- Written exercise -
Your task is to reproduce the entries below word for word.

-- start of Exercise material --

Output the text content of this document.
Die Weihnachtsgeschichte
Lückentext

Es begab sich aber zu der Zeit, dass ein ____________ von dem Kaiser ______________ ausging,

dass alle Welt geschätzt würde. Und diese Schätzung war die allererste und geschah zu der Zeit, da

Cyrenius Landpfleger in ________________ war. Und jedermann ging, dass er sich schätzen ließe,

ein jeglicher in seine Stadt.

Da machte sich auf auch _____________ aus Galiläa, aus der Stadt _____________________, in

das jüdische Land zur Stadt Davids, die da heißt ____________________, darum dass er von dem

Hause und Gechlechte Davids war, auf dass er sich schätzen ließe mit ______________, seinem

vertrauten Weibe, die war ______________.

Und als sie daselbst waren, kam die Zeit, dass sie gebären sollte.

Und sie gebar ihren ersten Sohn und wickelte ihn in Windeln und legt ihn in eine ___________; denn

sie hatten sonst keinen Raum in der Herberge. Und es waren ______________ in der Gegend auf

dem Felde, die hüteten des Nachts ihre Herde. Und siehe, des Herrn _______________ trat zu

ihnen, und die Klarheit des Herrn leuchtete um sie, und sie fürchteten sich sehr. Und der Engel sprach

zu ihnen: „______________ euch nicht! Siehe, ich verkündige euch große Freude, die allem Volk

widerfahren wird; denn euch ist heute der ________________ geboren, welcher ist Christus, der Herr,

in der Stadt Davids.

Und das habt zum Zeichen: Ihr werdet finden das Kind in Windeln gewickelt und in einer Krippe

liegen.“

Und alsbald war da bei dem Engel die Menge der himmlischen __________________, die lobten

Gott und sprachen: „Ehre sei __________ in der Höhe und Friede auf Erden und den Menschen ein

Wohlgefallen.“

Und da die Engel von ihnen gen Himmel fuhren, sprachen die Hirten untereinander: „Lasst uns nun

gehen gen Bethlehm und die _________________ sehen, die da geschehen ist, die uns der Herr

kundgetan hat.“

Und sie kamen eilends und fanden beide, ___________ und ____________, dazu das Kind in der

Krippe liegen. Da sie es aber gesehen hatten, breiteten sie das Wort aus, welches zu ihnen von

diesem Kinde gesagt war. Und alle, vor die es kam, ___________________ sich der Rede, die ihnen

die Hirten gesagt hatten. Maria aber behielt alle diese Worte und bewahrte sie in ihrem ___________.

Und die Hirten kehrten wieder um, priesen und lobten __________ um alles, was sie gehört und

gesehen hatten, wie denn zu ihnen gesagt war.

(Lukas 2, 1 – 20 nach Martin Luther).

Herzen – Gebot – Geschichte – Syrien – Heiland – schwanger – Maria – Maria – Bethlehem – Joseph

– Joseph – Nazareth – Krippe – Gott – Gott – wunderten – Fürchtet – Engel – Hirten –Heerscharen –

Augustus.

-- end of Exercise material --

- Result of this task -
Output the text content of this document.
Die Weihnachtsgeschichte
Lückentext

Es begab sich aber zu der Zeit, dass ein ____________ von dem Kaiser ______________ ausging,

dass alle Welt geschätzt würde. Und diese Schätzung war die allererste und geschah zu der Zeit, da

Cyrenius Landpfleger in ________________ war. Und jedermann ging, dass er sich schätzen ließe,

ein jeglicher in seine Stadt.

Da machte sich auf auch _____________ aus Galiläa, aus der Stadt _____________________, in

das jüdische Land zur Stadt Davids, die da heißt ____________________, darum dass er von dem

Hause und Gechlechte Davids war, auf dass er sich schätzen ließe mit ______________, seinem

vertrauten Weibe, die war ______________.

Und als sie daselbst waren, kam die Zeit, dass sie gebären sollte.

Und sie gebar ihren ersten Sohn und wickelte ihn in Windeln und legt ihn in eine ___________; denn

sie hatten sonst keinen Raum in der Herberge. Und es waren ______________ in der Gegend auf

dem Felde, die hüteten des Nachts ihre Herde. Und siehe, des Herrn _______________ trat zu

ihnen, und die Klarheit des Herrn leuchtete um sie, und sie fürchteten sich sehr. Und der Engel sprach

zu ihnen: „______________ euch nicht! Siehe, ich verkündige euch große Freude, die allem Volk

widerfahren wird; denn euch ist heute der ________________ geboren, welcher ist Christus, der Herr,

in der Stadt Davids.

Und das habt zum Zeichen: Ihr werdet finden das Kind in Windeln gewickelt und in einer Krippe

liegen.“

Und alsbald war da bei dem Engel die Menge der himmlischen __________________, die lobten

Gott und sprachen: „Ehre sei __________ in der Höhe und Friede auf Erden und den Menschen ein

Wohlgefallen.“

Und da die Engel von ihnen gen Himmel fuhren, sprachen die Hirten untereinander: „Lasst uns nun

gehen gen Bethlehm und die _________________ sehen, die da geschehen ist, die uns der Herr

kundgetan hat.“

Und sie kamen eilends und fanden beide, ___________ und ____________, dazu das Kind in der

Krippe liegen. Da sie es aber gesehen hatten, breiteten sie das Wort aus, welches zu ihnen von

diesem Kinde gesagt war. Und alle, vor die es kam, ___________________ sich der Rede, die ihnen

die Hirten gesagt hatten. Maria aber behielt alle diese Worte und bewahrte sie in ihrem ___________.

Und die Hirten kehrten wieder um, priesen und lobten __________ um alles, was sie gehört und

gesehen hatten, wie denn zu ihnen gesagt war.

(Lukas 2, 1 – 20 nach Martin Luther).

Herzen – Gebot – Geschichte – Syrien – Heiland – schwanger – Maria – Maria – Bethlehem – Joseph

– Joseph – Nazareth – Krippe – Gott – Gott – wunderten – Fürchtet – Engel – Hirten –Heerscharen –

Augustus.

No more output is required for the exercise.